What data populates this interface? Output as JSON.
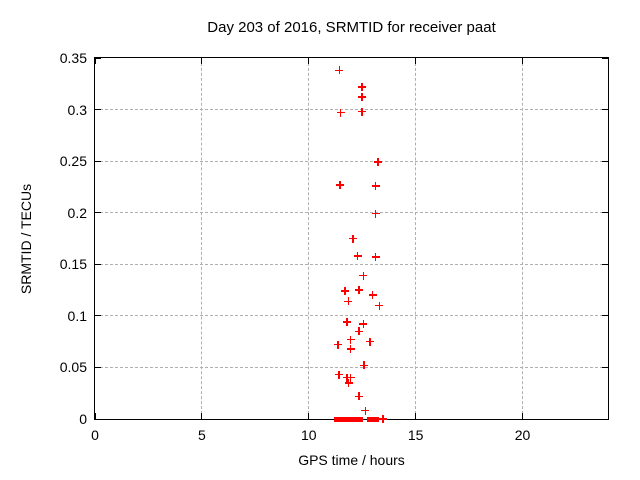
{
  "figure": {
    "background": "#ffffff",
    "border_color": "#000000",
    "grid_color": "#b0b0b0",
    "text_color": "#000000"
  },
  "chart_data": {
    "type": "scatter",
    "title": "Day 203 of 2016, SRMTID for receiver paat",
    "xlabel": "GPS time / hours",
    "ylabel": "SRMTID / TECUs",
    "xlim": [
      0,
      24
    ],
    "ylim": [
      0,
      0.35
    ],
    "grid": true,
    "legend": "none",
    "marker": "plus",
    "marker_color": "#ff0000",
    "xticks": [
      {
        "v": 0,
        "label": "0"
      },
      {
        "v": 5,
        "label": "5"
      },
      {
        "v": 10,
        "label": "10"
      },
      {
        "v": 15,
        "label": "15"
      },
      {
        "v": 20,
        "label": "20"
      }
    ],
    "yticks": [
      {
        "v": 0,
        "label": "0"
      },
      {
        "v": 0.05,
        "label": "0.05"
      },
      {
        "v": 0.1,
        "label": "0.1"
      },
      {
        "v": 0.15,
        "label": "0.15"
      },
      {
        "v": 0.2,
        "label": "0.2"
      },
      {
        "v": 0.25,
        "label": "0.25"
      },
      {
        "v": 0.3,
        "label": "0.3"
      },
      {
        "v": 0.35,
        "label": "0.35"
      }
    ],
    "series": [
      {
        "name": "SRMTID",
        "color": "#ff0000",
        "points": [
          [
            11.43,
            0.338
          ],
          [
            12.48,
            0.322
          ],
          [
            12.48,
            0.312
          ],
          [
            11.49,
            0.297
          ],
          [
            12.48,
            0.298
          ],
          [
            13.23,
            0.249
          ],
          [
            11.46,
            0.227
          ],
          [
            13.13,
            0.226
          ],
          [
            13.13,
            0.199
          ],
          [
            12.06,
            0.175
          ],
          [
            12.29,
            0.158
          ],
          [
            13.13,
            0.157
          ],
          [
            12.55,
            0.139
          ],
          [
            11.7,
            0.124
          ],
          [
            12.36,
            0.125
          ],
          [
            12.99,
            0.12
          ],
          [
            11.85,
            0.114
          ],
          [
            13.3,
            0.11
          ],
          [
            11.8,
            0.094
          ],
          [
            12.55,
            0.092
          ],
          [
            12.36,
            0.085
          ],
          [
            11.96,
            0.077
          ],
          [
            12.87,
            0.075
          ],
          [
            11.38,
            0.072
          ],
          [
            11.96,
            0.068
          ],
          [
            12.58,
            0.052
          ],
          [
            11.42,
            0.043
          ],
          [
            11.78,
            0.04
          ],
          [
            11.96,
            0.04
          ],
          [
            11.87,
            0.035
          ],
          [
            12.36,
            0.022
          ],
          [
            12.65,
            0.008
          ],
          [
            13.47,
            0.0
          ]
        ],
        "zero_value_runs": [
          {
            "from": 11.19,
            "to": 12.52
          },
          {
            "from": 12.71,
            "to": 13.3
          }
        ]
      }
    ]
  }
}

....

Direction:
Copy out each line of the data containing the string "SRMTID".

Finished answer:
    "title": "Day 203 of 2016, SRMTID for receiver paat",
    "ylabel": "SRMTID / TECUs",
        "name": "SRMTID",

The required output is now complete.